*Aim of the task*
Give the material again in full, matching it exactly.

*Supplied records*
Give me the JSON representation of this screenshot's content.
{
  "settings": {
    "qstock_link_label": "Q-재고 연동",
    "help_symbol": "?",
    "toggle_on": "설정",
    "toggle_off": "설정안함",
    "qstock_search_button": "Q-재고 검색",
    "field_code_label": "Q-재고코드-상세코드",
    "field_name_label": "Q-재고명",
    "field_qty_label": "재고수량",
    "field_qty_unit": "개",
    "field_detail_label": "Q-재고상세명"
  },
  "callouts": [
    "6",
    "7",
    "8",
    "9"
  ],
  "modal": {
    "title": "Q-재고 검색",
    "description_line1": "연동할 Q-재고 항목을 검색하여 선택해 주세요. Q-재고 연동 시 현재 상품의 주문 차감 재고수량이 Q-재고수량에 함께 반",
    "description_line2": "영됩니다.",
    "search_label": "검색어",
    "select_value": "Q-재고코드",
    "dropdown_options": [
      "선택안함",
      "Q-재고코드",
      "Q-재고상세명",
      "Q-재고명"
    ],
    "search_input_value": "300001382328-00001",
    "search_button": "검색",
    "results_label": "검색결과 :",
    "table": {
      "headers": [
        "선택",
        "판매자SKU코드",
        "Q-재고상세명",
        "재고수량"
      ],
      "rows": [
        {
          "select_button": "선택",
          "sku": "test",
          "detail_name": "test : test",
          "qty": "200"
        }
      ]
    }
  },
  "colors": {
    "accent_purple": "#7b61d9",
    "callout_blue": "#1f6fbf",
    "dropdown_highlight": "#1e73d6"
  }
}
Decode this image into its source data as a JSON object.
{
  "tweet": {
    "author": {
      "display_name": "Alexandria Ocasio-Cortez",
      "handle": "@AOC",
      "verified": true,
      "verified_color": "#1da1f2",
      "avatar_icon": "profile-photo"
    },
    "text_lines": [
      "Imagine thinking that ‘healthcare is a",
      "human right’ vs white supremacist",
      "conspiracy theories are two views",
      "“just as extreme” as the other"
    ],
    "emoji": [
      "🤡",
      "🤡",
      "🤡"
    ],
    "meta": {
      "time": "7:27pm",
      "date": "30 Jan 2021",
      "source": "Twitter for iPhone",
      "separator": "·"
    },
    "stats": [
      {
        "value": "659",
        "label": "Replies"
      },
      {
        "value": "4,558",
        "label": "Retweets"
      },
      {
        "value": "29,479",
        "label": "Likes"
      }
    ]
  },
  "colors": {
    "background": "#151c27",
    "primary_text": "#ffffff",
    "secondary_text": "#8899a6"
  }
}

*Problem solution*
Give me the JSON representation of this screenshot's content.
{
  "settings": {
    "qstock_link_label": "Q-재고 연동",
    "help_symbol": "?",
    "toggle_on": "설정",
    "toggle_off": "설정안함",
    "qstock_search_button": "Q-재고 검색",
    "field_code_label": "Q-재고코드-상세코드",
    "field_name_label": "Q-재고명",
    "field_qty_label": "재고수량",
    "field_qty_unit": "개",
    "field_detail_label": "Q-재고상세명"
  },
  "callouts": [
    "6",
    "7",
    "8",
    "9"
  ],
  "modal": {
    "title": "Q-재고 검색",
    "description_line1": "연동할 Q-재고 항목을 검색하여 선택해 주세요. Q-재고 연동 시 현재 상품의 주문 차감 재고수량이 Q-재고수량에 함께 반",
    "description_line2": "영됩니다.",
    "search_label": "검색어",
    "select_value": "Q-재고코드",
    "dropdown_options": [
      "선택안함",
      "Q-재고코드",
      "Q-재고상세명",
      "Q-재고명"
    ],
    "search_input_value": "300001382328-00001",
    "search_button": "검색",
    "results_label": "검색결과 :",
    "table": {
      "headers": [
        "선택",
        "판매자SKU코드",
        "Q-재고상세명",
        "재고수량"
      ],
      "rows": [
        {
          "select_button": "선택",
          "sku": "test",
          "detail_name": "test : test",
          "qty": "200"
        }
      ]
    }
  },
  "colors": {
    "accent_purple": "#7b61d9",
    "callout_blue": "#1f6fbf",
    "dropdown_highlight": "#1e73d6"
  }
}
Decode this image into its source data as a JSON object.
{
  "tweet": {
    "author": {
      "display_name": "Alexandria Ocasio-Cortez",
      "handle": "@AOC",
      "verified": true,
      "verified_color": "#1da1f2",
      "avatar_icon": "profile-photo"
    },
    "text_lines": [
      "Imagine thinking that ‘healthcare is a",
      "human right’ vs white supremacist",
      "conspiracy theories are two views",
      "“just as extreme” as the other"
    ],
    "emoji": [
      "🤡",
      "🤡",
      "🤡"
    ],
    "meta": {
      "time": "7:27pm",
      "date": "30 Jan 2021",
      "source": "Twitter for iPhone",
      "separator": "·"
    },
    "stats": [
      {
        "value": "659",
        "label": "Replies"
      },
      {
        "value": "4,558",
        "label": "Retweets"
      },
      {
        "value": "29,479",
        "label": "Likes"
      }
    ]
  },
  "colors": {
    "background": "#151c27",
    "primary_text": "#ffffff",
    "secondary_text": "#8899a6"
  }
}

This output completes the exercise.